__Your task__:
In the material below, find all lines with the string "Gain" and copy them.

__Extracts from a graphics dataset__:
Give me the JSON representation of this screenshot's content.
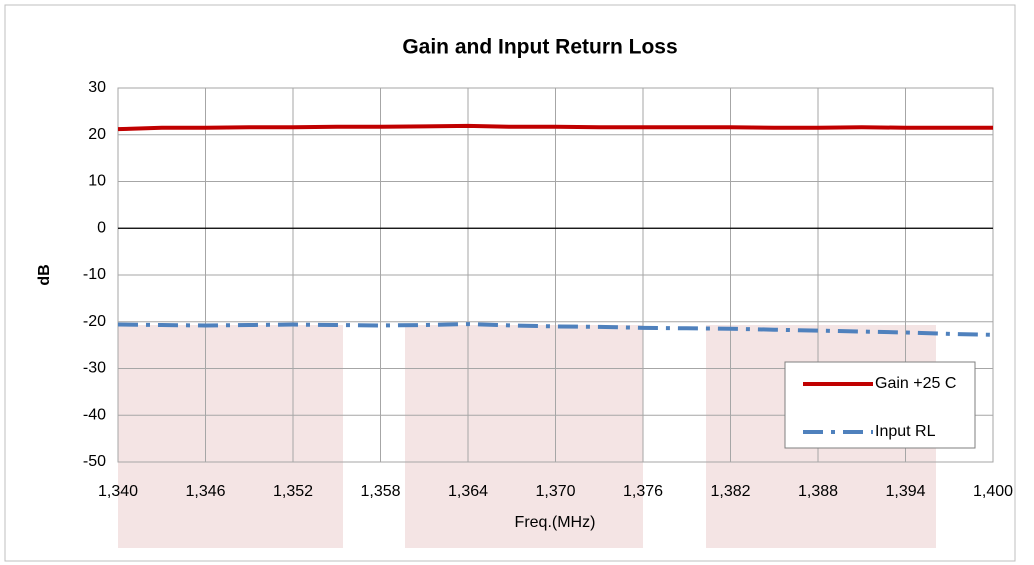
{
  "chart_data": {
    "type": "line",
    "title": "Gain and Input Return Loss",
    "xlabel": "Freq.(MHz)",
    "ylabel": "dB",
    "x": [
      1340,
      1343,
      1346,
      1349,
      1352,
      1355,
      1358,
      1361,
      1364,
      1367,
      1370,
      1373,
      1376,
      1379,
      1382,
      1385,
      1388,
      1391,
      1394,
      1397,
      1400
    ],
    "series": [
      {
        "name": "Gain +25 C",
        "color": "#c00000",
        "style": "solid",
        "values": [
          21.2,
          21.5,
          21.5,
          21.6,
          21.6,
          21.7,
          21.7,
          21.8,
          21.9,
          21.7,
          21.7,
          21.6,
          21.6,
          21.6,
          21.6,
          21.5,
          21.5,
          21.6,
          21.5,
          21.5,
          21.5
        ]
      },
      {
        "name": "Input RL",
        "color": "#4f81bd",
        "style": "dashdot",
        "values": [
          -20.6,
          -20.7,
          -20.8,
          -20.7,
          -20.6,
          -20.7,
          -20.8,
          -20.7,
          -20.5,
          -20.8,
          -21.0,
          -21.1,
          -21.3,
          -21.4,
          -21.5,
          -21.7,
          -21.9,
          -22.1,
          -22.3,
          -22.6,
          -22.8
        ]
      }
    ],
    "xlim": [
      1340,
      1400
    ],
    "xticks": [
      {
        "value": 1340,
        "label": "1,340"
      },
      {
        "value": 1346,
        "label": "1,346"
      },
      {
        "value": 1352,
        "label": "1,352"
      },
      {
        "value": 1358,
        "label": "1,358"
      },
      {
        "value": 1364,
        "label": "1,364"
      },
      {
        "value": 1370,
        "label": "1,370"
      },
      {
        "value": 1376,
        "label": "1,376"
      },
      {
        "value": 1382,
        "label": "1,382"
      },
      {
        "value": 1388,
        "label": "1,388"
      },
      {
        "value": 1394,
        "label": "1,394"
      },
      {
        "value": 1400,
        "label": "1,400"
      }
    ],
    "ylim": [
      -50,
      30
    ],
    "yticks": [
      -50,
      -40,
      -30,
      -20,
      -10,
      0,
      10,
      20,
      30
    ],
    "grid": true,
    "legend": "right"
  }
}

__Exercise output__:
    "title": "Gain and Input Return Loss",
        "name": "Gain +25 C",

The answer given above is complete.